--- Start LISTED ENTRIES ---

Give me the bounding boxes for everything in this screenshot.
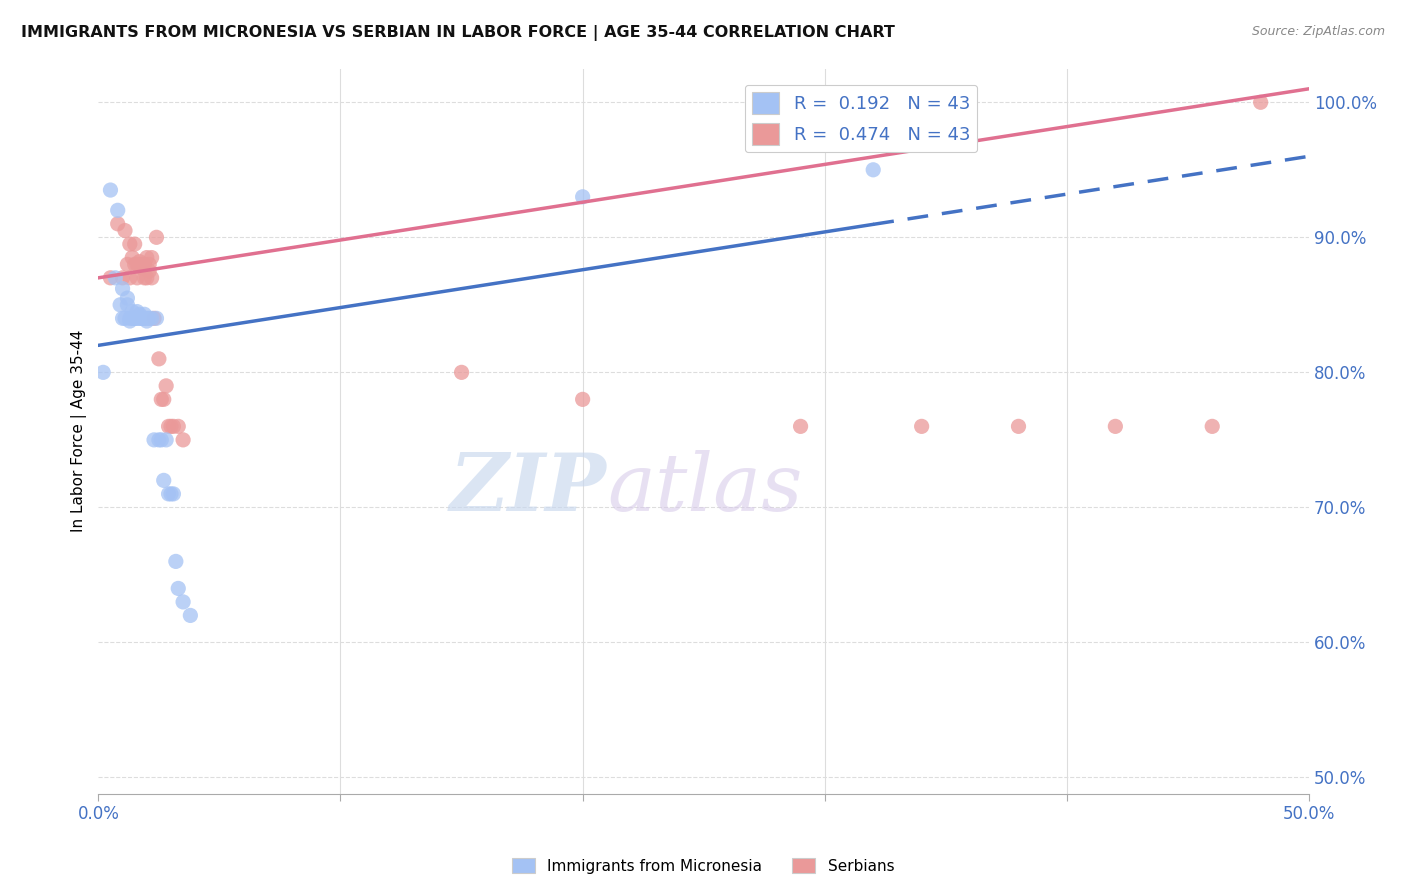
Point — [118, 314, 141, 328]
Point — [571, 190, 593, 204]
Point — [152, 392, 174, 407]
Point — [111, 270, 134, 285]
Point — [141, 270, 163, 285]
Point — [111, 282, 134, 296]
Point — [143, 311, 166, 326]
Point — [157, 487, 180, 501]
Point — [179, 608, 201, 623]
Point — [150, 433, 173, 447]
Point — [114, 311, 136, 326]
Point — [789, 419, 811, 434]
Point — [127, 304, 149, 318]
Point — [135, 314, 157, 328]
Point — [118, 237, 141, 252]
Point — [127, 270, 149, 285]
Point — [124, 311, 146, 326]
Point — [127, 311, 149, 326]
Point — [1007, 419, 1029, 434]
Point — [135, 311, 157, 326]
Point — [160, 419, 183, 434]
Point — [104, 270, 127, 285]
Point — [131, 311, 153, 326]
Point — [128, 307, 150, 321]
Legend: Immigrants from Micronesia, Serbians: Immigrants from Micronesia, Serbians — [506, 852, 900, 880]
Point — [131, 311, 153, 326]
Point — [107, 217, 129, 231]
Point — [138, 257, 160, 271]
Point — [134, 270, 156, 285]
Point — [134, 257, 156, 271]
Point — [167, 419, 190, 434]
Point — [162, 487, 184, 501]
Point — [571, 392, 593, 407]
Point — [107, 203, 129, 218]
Point — [114, 223, 136, 237]
Point — [100, 183, 122, 197]
Point — [117, 298, 139, 312]
Legend: R =  0.192   N = 43, R =  0.474   N = 43: R = 0.192 N = 43, R = 0.474 N = 43 — [745, 85, 977, 153]
Point — [145, 230, 167, 244]
Point — [172, 433, 194, 447]
Point — [134, 307, 156, 321]
Point — [148, 433, 170, 447]
Point — [118, 270, 141, 285]
Point — [127, 257, 149, 271]
Point — [118, 311, 141, 326]
Point — [121, 311, 143, 326]
Point — [155, 433, 177, 447]
Point — [128, 311, 150, 326]
Text: Source: ZipAtlas.com: Source: ZipAtlas.com — [1251, 25, 1385, 38]
Point — [138, 311, 160, 326]
Point — [157, 419, 180, 434]
Point — [1104, 419, 1126, 434]
Point — [111, 311, 134, 326]
Point — [134, 311, 156, 326]
Text: atlas: atlas — [607, 450, 803, 528]
Point — [117, 291, 139, 305]
Point — [160, 487, 183, 501]
Point — [165, 554, 187, 568]
Point — [121, 251, 143, 265]
Point — [124, 257, 146, 271]
Point — [128, 254, 150, 268]
Text: ZIP: ZIP — [450, 450, 607, 528]
Point — [128, 260, 150, 274]
Point — [141, 251, 163, 265]
Point — [117, 257, 139, 271]
Point — [150, 392, 173, 407]
Point — [148, 351, 170, 366]
Point — [141, 311, 163, 326]
Point — [862, 162, 884, 177]
Point — [1250, 95, 1272, 110]
Y-axis label: In Labor Force | Age 35-44: In Labor Force | Age 35-44 — [72, 330, 87, 533]
Point — [152, 474, 174, 488]
Point — [172, 595, 194, 609]
Point — [450, 365, 472, 379]
Point — [108, 298, 131, 312]
Point — [145, 311, 167, 326]
Point — [162, 419, 184, 434]
Point — [138, 264, 160, 278]
Point — [167, 582, 190, 596]
Point — [911, 419, 934, 434]
Point — [124, 311, 146, 326]
Point — [91, 365, 114, 379]
Point — [155, 379, 177, 393]
Point — [135, 270, 157, 285]
Point — [1201, 419, 1223, 434]
Point — [131, 260, 153, 274]
Text: IMMIGRANTS FROM MICRONESIA VS SERBIAN IN LABOR FORCE | AGE 35-44 CORRELATION CHA: IMMIGRANTS FROM MICRONESIA VS SERBIAN IN… — [21, 25, 896, 41]
Point — [121, 304, 143, 318]
Point — [135, 251, 157, 265]
Point — [131, 257, 153, 271]
Point — [124, 237, 146, 252]
Point — [143, 433, 166, 447]
Point — [100, 270, 122, 285]
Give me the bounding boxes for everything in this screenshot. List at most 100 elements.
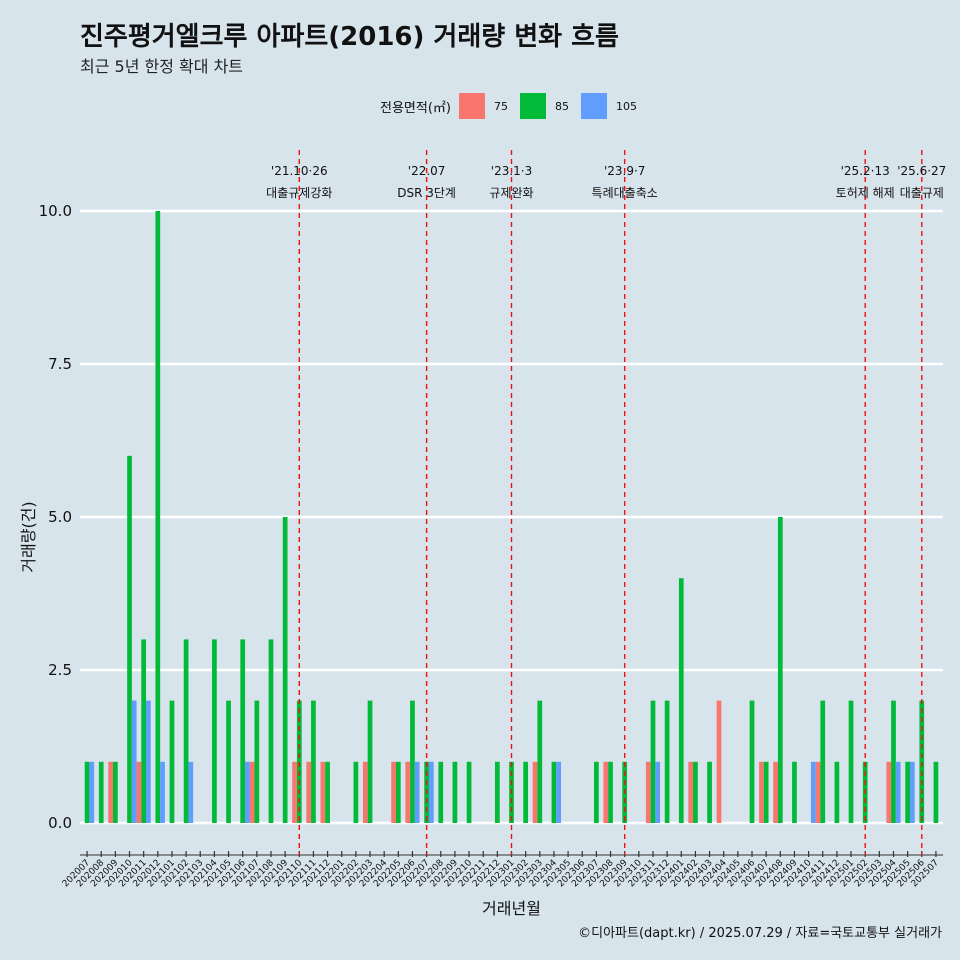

--- End LISTED ENTRIES ---

### WORK REQUIRED
Render as a Markdown table, with columns named No. and Text, the lines from the one containing "Point — [118, 314, 141, 328]" up to and including the one containing "Point — [179, 608, 201, 623]". Number each row and leave out blank lines.

### WORKED SOLUTION
| No. | Text |
|---|---|
| 1 | Point — [118, 314, 141, 328] |
| 2 | Point — [571, 190, 593, 204] |
| 3 | Point — [152, 392, 174, 407] |
| 4 | Point — [111, 270, 134, 285] |
| 5 | Point — [141, 270, 163, 285] |
| 6 | Point — [111, 282, 134, 296] |
| 7 | Point — [143, 311, 166, 326] |
| 8 | Point — [157, 487, 180, 501] |
| 9 | Point — [179, 608, 201, 623] |